__EXERCISE AIM__: Records follow. Select each line holding "severity".
....
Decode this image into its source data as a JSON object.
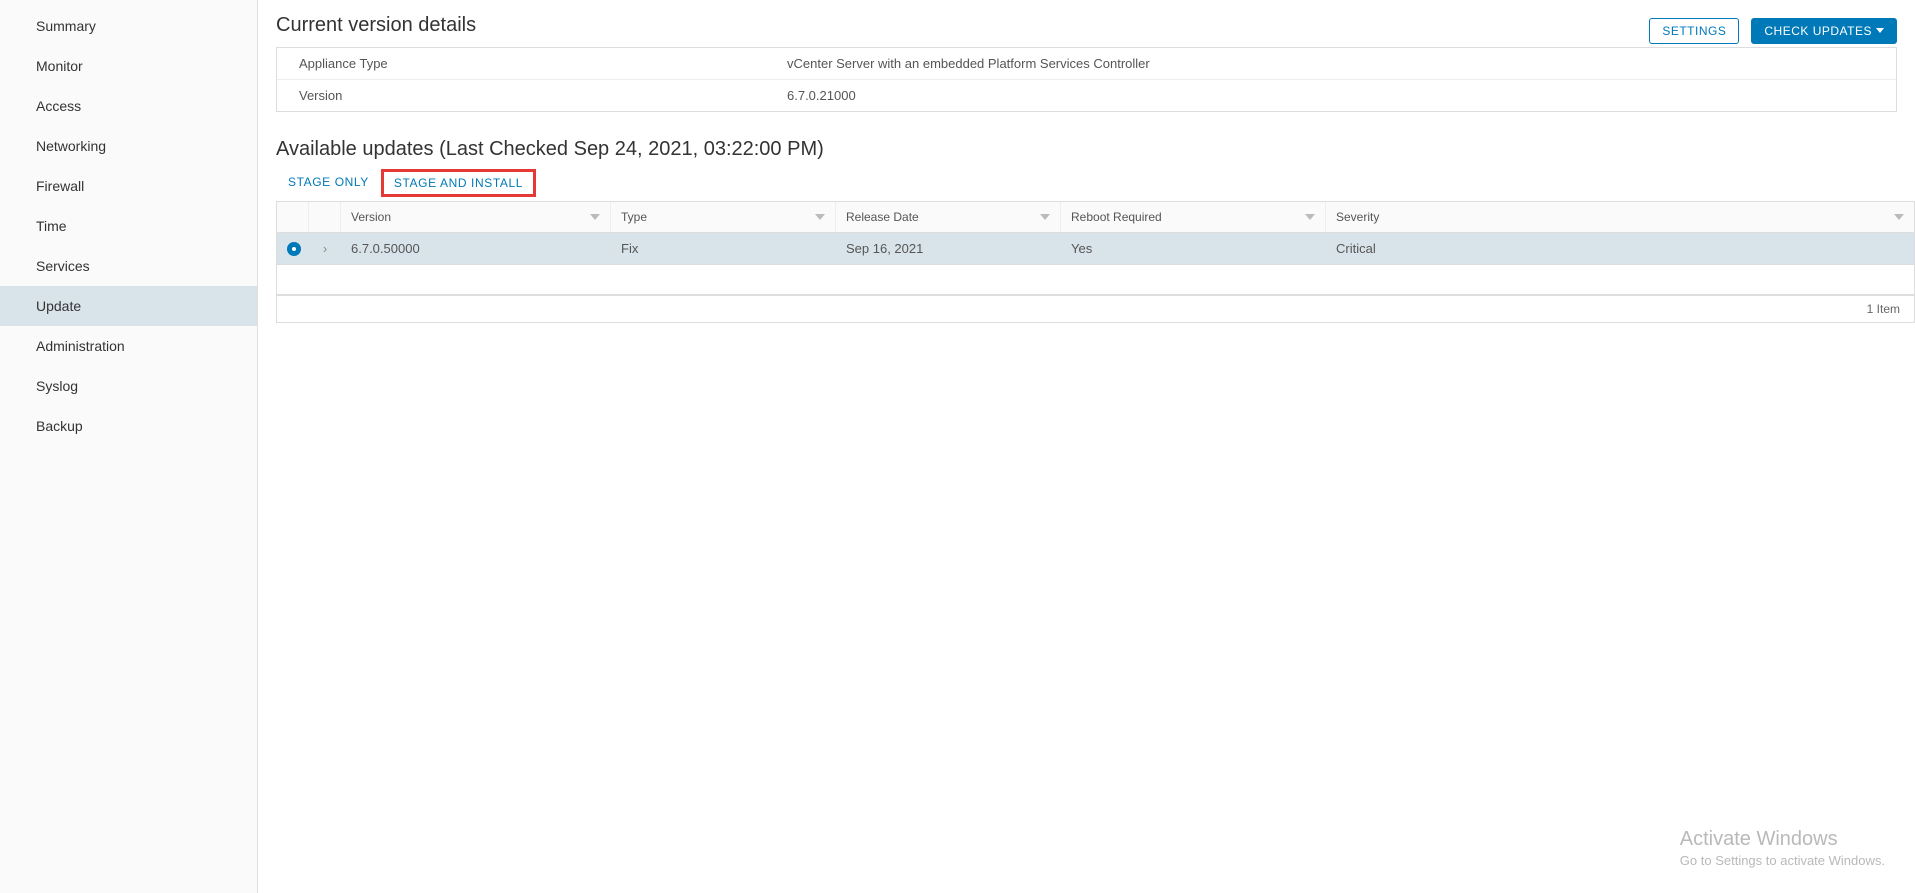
{
  "sidebar": {
    "items": [
      {
        "label": "Summary"
      },
      {
        "label": "Monitor"
      },
      {
        "label": "Access"
      },
      {
        "label": "Networking"
      },
      {
        "label": "Firewall"
      },
      {
        "label": "Time"
      },
      {
        "label": "Services"
      },
      {
        "label": "Update"
      },
      {
        "label": "Administration"
      },
      {
        "label": "Syslog"
      },
      {
        "label": "Backup"
      }
    ],
    "activeIndex": 7
  },
  "header": {
    "title": "Current version details",
    "settings_label": "SETTINGS",
    "check_updates_label": "CHECK UPDATES"
  },
  "current_version": {
    "rows": [
      {
        "label": "Appliance Type",
        "value": "vCenter Server with an embedded Platform Services Controller"
      },
      {
        "label": "Version",
        "value": "6.7.0.21000"
      }
    ]
  },
  "available_updates": {
    "title": "Available updates (Last Checked Sep 24, 2021, 03:22:00 PM)",
    "stage_only_label": "STAGE ONLY",
    "stage_and_install_label": "STAGE AND INSTALL",
    "columns": {
      "version": "Version",
      "type": "Type",
      "release_date": "Release Date",
      "reboot_required": "Reboot Required",
      "severity": "Severity"
    },
    "rows": [
      {
        "version": "6.7.0.50000",
        "type": "Fix",
        "release_date": "Sep 16, 2021",
        "reboot_required": "Yes",
        "severity": "Critical"
      }
    ],
    "footer": "1 Item"
  },
  "watermark": {
    "title": "Activate Windows",
    "subtitle": "Go to Settings to activate Windows."
  }
}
....
__REPLY__:
      "severity": "Severity"
        "severity": "Critical"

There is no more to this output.